• MATERIAL FOR THIS TASK:

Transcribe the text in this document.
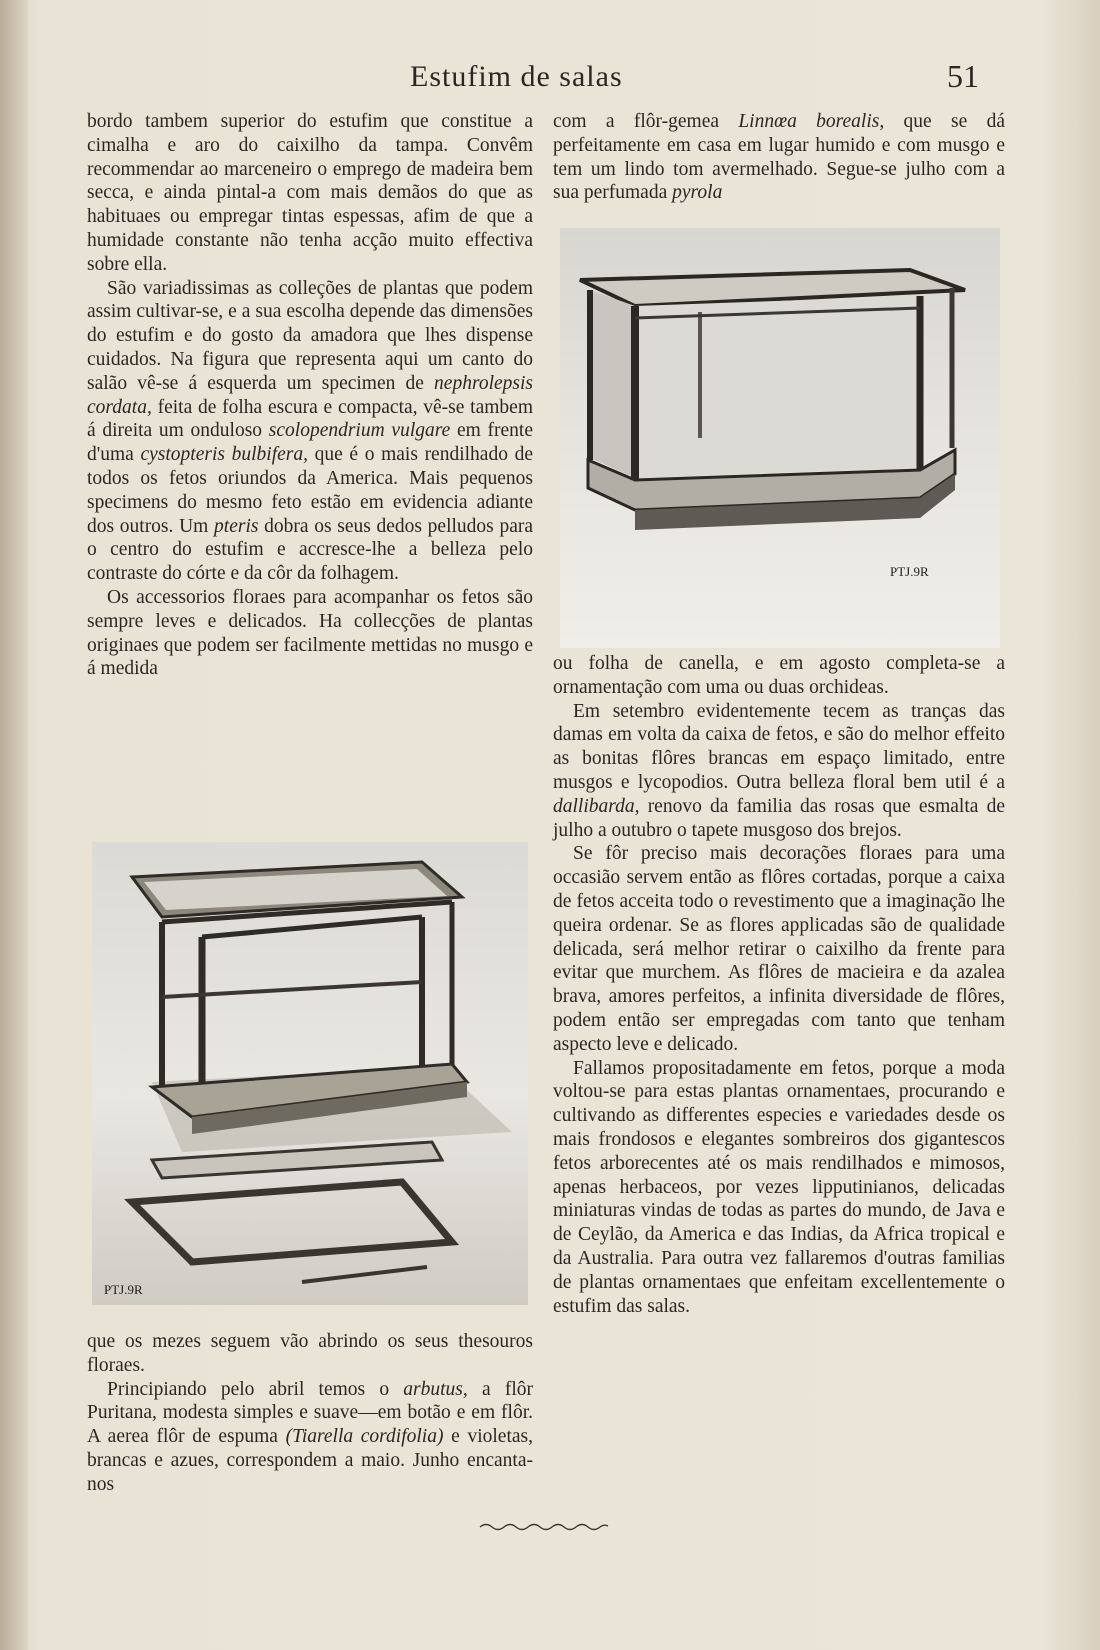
Estufim de salas	51

bordo tambem superior do estufim que constitue a cimalha e aro do caixilho da tampa. Convêm recommendar ao marceneiro o emprego de madeira bem secca, e ainda pintal-a com mais demãos do que as habituaes ou empregar tintas espessas, afim de que a humidade constante não tenha acção muito effectiva sobre ella.

São variadissimas as colleções de plantas que podem assim cultivar-se, e a sua escolha depende das dimensões do estufim e do gosto da amadora que lhes dispense cuidados. Na figura que representa aqui um canto do salão vê-se á esquerda um specimen de nephrolepsis cordata, feita de folha escura e compacta, vê-se tambem á direita um onduloso scolopendrium vulgare em frente d'uma cystopteris bulbifera, que é o mais rendilhado de todos os fetos oriundos da America. Mais pequenos specimens do mesmo feto estão em evidencia adiante dos outros. Um pteris dobra os seus dedos pelludos para o centro do estufim e accresce-lhe a belleza pelo contraste do córte e da côr da folhagem.

Os accessorios floraes para acompanhar os fetos são sempre leves e delicados. Ha collecções de plantas originaes que podem ser facilmente mettidas no musgo e á medida

PTJ.9R

que os mezes seguem vão abrindo os seus thesouros floraes.

Principiando pelo abril temos o arbutus, a flôr Puritana, modesta simples e suave—em botão e em flôr. A aerea flôr de espuma (Tiarella cordifolia) e violetas, brancas e azues, correspondem a maio. Junho encanta-nos

com a flôr-gemea Linnœa borealis, que se dá perfeitamente em casa em lugar humido e com musgo e tem um lindo tom avermelhado. Segue-se julho com a sua perfumada pyrola

PTJ.9R

ou folha de canella, e em agosto completa-se a ornamentação com uma ou duas orchideas.

Em setembro evidentemente tecem as tranças das damas em volta da caixa de fetos, e são do melhor effeito as bonitas flôres brancas em espaço limitado, entre musgos e lycopodios. Outra belleza floral bem util é a dallibarda, renovo da familia das rosas que esmalta de julho a outubro o tapete musgoso dos brejos.

Se fôr preciso mais decorações floraes para uma occasião servem então as flôres cortadas, porque a caixa de fetos acceita todo o revestimento que a imaginação lhe queira ordenar. Se as flores applicadas são de qualidade delicada, será melhor retirar o caixilho da frente para evitar que murchem. As flôres de macieira e da azalea brava, amores perfeitos, a infinita diversidade de flôres, podem então ser empregadas com tanto que tenham aspecto leve e delicado.

Fallamos propositadamente em fetos, porque a moda voltou-se para estas plantas ornamentaes, procurando e cultivando as differentes especies e variedades desde os mais frondosos e elegantes sombreiros dos gigantescos fetos arborecentes até os mais rendilhados e mimosos, apenas herbaceos, por vezes lipputinianos, delicadas miniaturas vindas de todas as partes do mundo, de Java e de Ceylão, da America e das Indias, da Africa tropical e da Australia. Para outra vez fallaremos d'outras familias de plantas ornamentaes que enfeitam excellentemente o estufim das salas.
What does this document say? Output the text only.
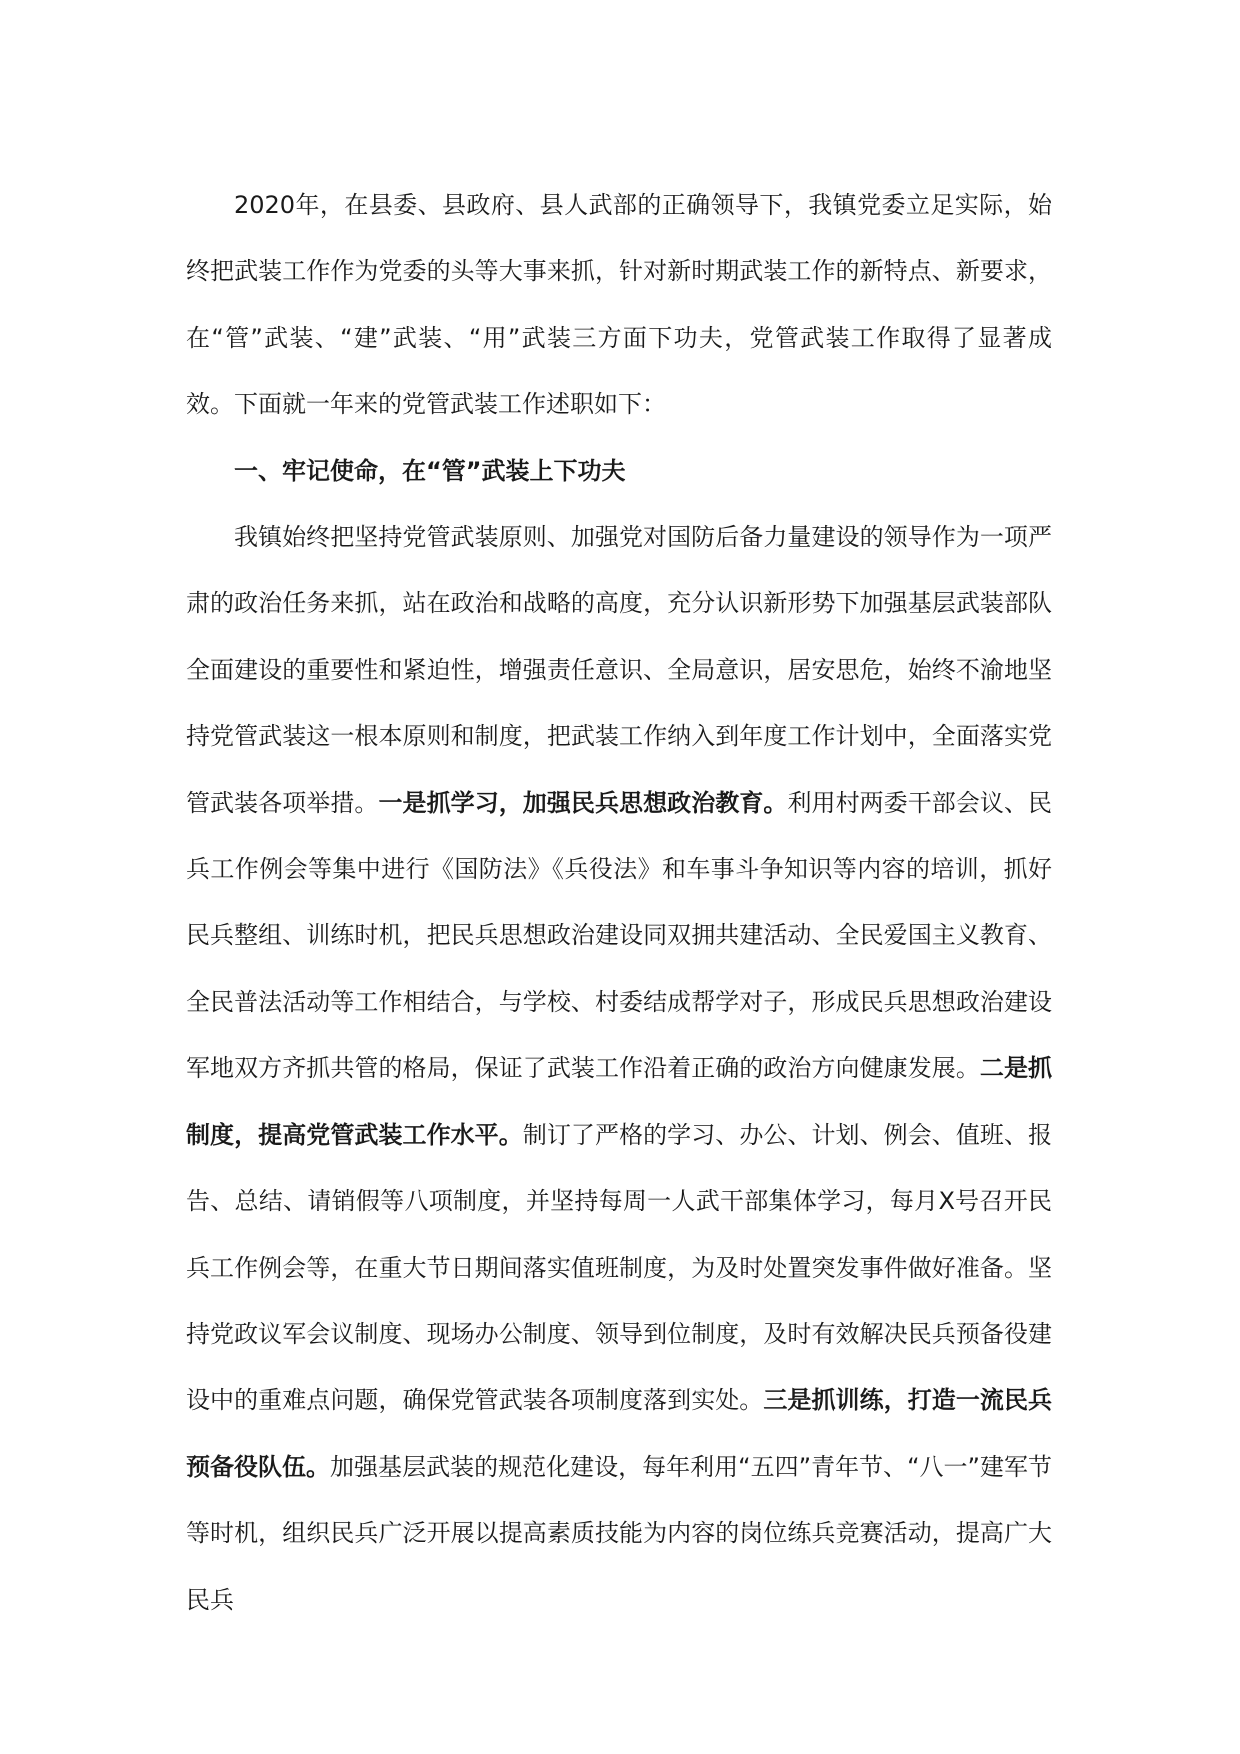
2020年，在县委、县政府、县人武部的正确领导下，我镇党委立足实际，始终把武装工作作为党委的头等大事来抓，针对新时期武装工作的新特点、新要求，在“管”武装、“建”武装、“用”武装三方面下功夫，党管武装工作取得了显著成效。下面就一年来的党管武装工作述职如下：

一、牢记使命，在“管”武装上下功夫

我镇始终把坚持党管武装原则、加强党对国防后备力量建设的领导作为一项严肃的政治任务来抓，站在政治和战略的高度，充分认识新形势下加强基层武装部队全面建设的重要性和紧迫性，增强责任意识、全局意识，居安思危，始终不渝地坚持党管武装这一根本原则和制度，把武装工作纳入到年度工作计划中，全面落实党管武装各项举措。一是抓学习，加强民兵思想政治教育。利用村两委干部会议、民兵工作例会等集中进行《国防法》《兵役法》和车事斗争知识等内容的培训，抓好民兵整组、训练时机，把民兵思想政治建设同双拥共建活动、全民爱国主义教育、全民普法活动等工作相结合，与学校、村委结成帮学对子，形成民兵思想政治建设军地双方齐抓共管的格局，保证了武装工作沿着正确的政治方向健康发展。二是抓制度，提高党管武装工作水平。制订了严格的学习、办公、计划、例会、值班、报告、总结、请销假等八项制度，并坚持每周一人武干部集体学习，每月X号召开民兵工作例会等，在重大节日期间落实值班制度，为及时处置突发事件做好准备。坚持党政议军会议制度、现场办公制度、领导到位制度，及时有效解决民兵预备役建设中的重难点问题，确保党管武装各项制度落到实处。三是抓训练，打造一流民兵预备役队伍。加强基层武装的规范化建设，每年利用“五四”青年节、“八一”建军节等时机，组织民兵广泛开展以提高素质技能为内容的岗位练兵竞赛活动，提高广大民兵
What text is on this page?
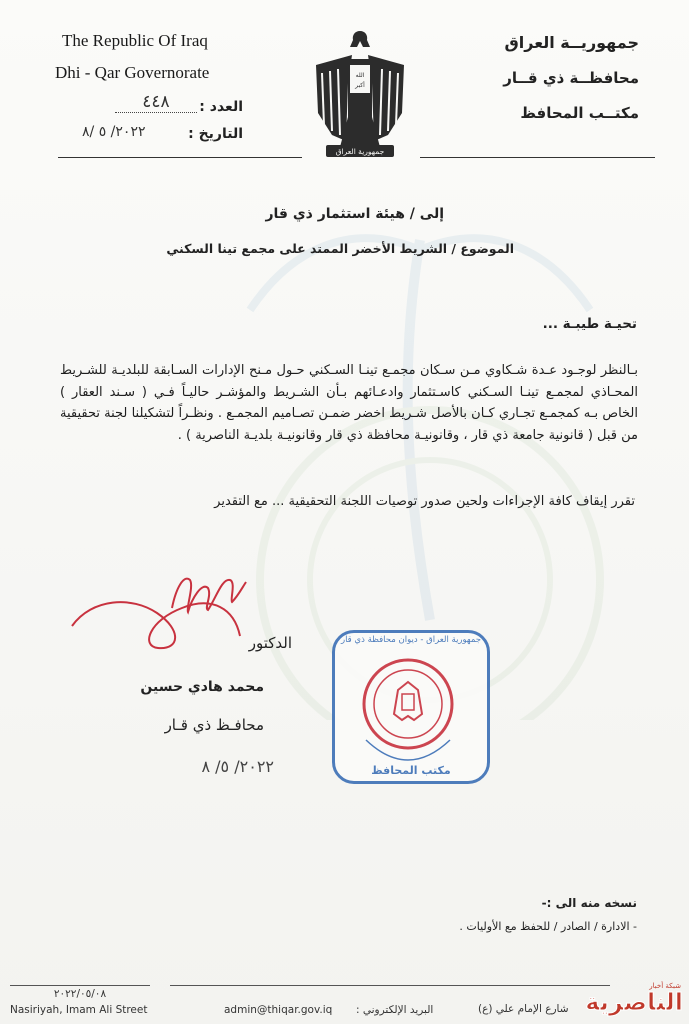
The Republic Of Iraq
Dhi - Qar Governorate
العدد :
٤٤٨
التاريخ :
٢٠٢٢/ ٥ /٨
الله
أكبر
جمهورية العراق
جمهوريــة العراق
محافظــة ذي قــار
مكتــب المحافظ
إلى / هيئة استثمار ذي قار
الموضوع / الشريط الأخضر الممتد على مجمع تينا السكني
تحيـة طيبـة ...
بـالنظر لوجـود عـدة شـكاوي مـن سـكان مجمـع تينـا السـكني حـول مـنح الإدارات السـابقة للبلديـة للشـريط المحـاذي لمجمـع تينـا السـكني كاسـتثمار وادعـائهم بـأن الشـريط والمؤشـر حاليـاً فـي ( سـند العقار ) الخاص بـه كمجمـع تجـاري كـان بالأصل شـريط اخضر ضمـن تصـاميم المجمـع . ونظـراً لتشكيلنا لجنة تحقيقية من قبل ( قانونية جامعة ذي قار ، وقانونيـة محافظة ذي قار وقانونيـة بلديـة الناصرية ) .
تقرر إيقاف كافة الإجراءات ولحين صدور توصيات اللجنة التحقيقية ... مع التقدير
الدكتور
محمد هادي حسين
محافـظ ذي قـار
٢٠٢٢/ ٥/ ٨
جمهورية العراق - ديوان محافظة ذي قار
مكتب المحافظ
نسخه منه الى :-
- الادارة / الصادر / للحفظ مع الأوليات .
٢٠٢٢/٠٥/٠٨
Nasiriyah, Imam Ali Street	admin@thiqar.gov.iq البريد الإلكتروني :	شارع الإمام علي (ع)
شبكة أخبار
الناصرية
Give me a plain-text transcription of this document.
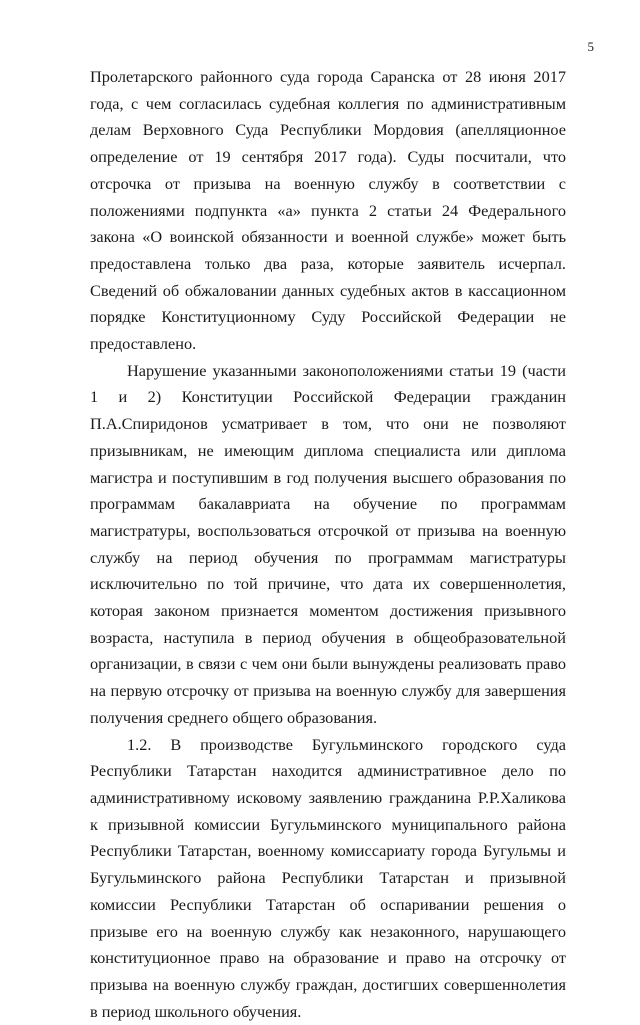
5

Пролетарского районного суда города Саранска от 28 июня 2017 года, с чем согласилась судебная коллегия по административным делам Верховного Суда Республики Мордовия (апелляционное определение от 19 сентября 2017 года). Суды посчитали, что отсрочка от призыва на военную службу в соответствии с положениями подпункта «а» пункта 2 статьи 24 Федерального закона «О воинской обязанности и военной службе» может быть предоставлена только два раза, которые заявитель исчерпал. Сведений об обжаловании данных судебных актов в кассационном порядке Конституционному Суду Российской Федерации не предоставлено.

Нарушение указанными законоположениями статьи 19 (части 1 и 2) Конституции Российской Федерации гражданин П.А.Спиридонов усматривает в том, что они не позволяют призывникам, не имеющим диплома специалиста или диплома магистра и поступившим в год получения высшего образования по программам бакалавриата на обучение по программам магистратуры, воспользоваться отсрочкой от призыва на военную службу на период обучения по программам магистратуры исключительно по той причине, что дата их совершеннолетия, которая законом признается моментом достижения призывного возраста, наступила в период обучения в общеобразовательной организации, в связи с чем они были вынуждены реализовать право на первую отсрочку от призыва на военную службу для завершения получения среднего общего образования.

1.2. В производстве Бугульминского городского суда Республики Татарстан находится административное дело по административному исковому заявлению гражданина Р.Р.Халикова к призывной комиссии Бугульминского муниципального района Республики Татарстан, военному комиссариату города Бугульмы и Бугульминского района Республики Татарстан и призывной комиссии Республики Татарстан об оспаривании решения о призыве его на военную службу как незаконного, нарушающего конституционное право на образование и право на отсрочку от призыва на военную службу граждан, достигших совершеннолетия в период школьного обучения.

• SHORT TASK: Look through the listing and extract every line with "caixilho" in it.

• CORRECT RESPONSE:
bordo tambem superior do estufim que constitue a cimalha e aro do caixilho da tampa. Convêm recommendar ao marceneiro o emprego de madeira bem secca, e ainda pintal-a com mais demãos do que as habituaes ou empregar tintas espessas, afim de que a humidade constante não tenha acção muito effectiva sobre ella.
Se fôr preciso mais decorações floraes para uma occasião servem então as flôres cortadas, porque a caixa de fetos acceita todo o revestimento que a imaginação lhe queira ordenar. Se as flores applicadas são de qualidade delicada, será melhor retirar o caixilho da frente para evitar que murchem. As flôres de macieira e da azalea brava, amores perfeitos, a infinita diversidade de flôres, podem então ser empregadas com tanto que tenham aspecto leve e delicado.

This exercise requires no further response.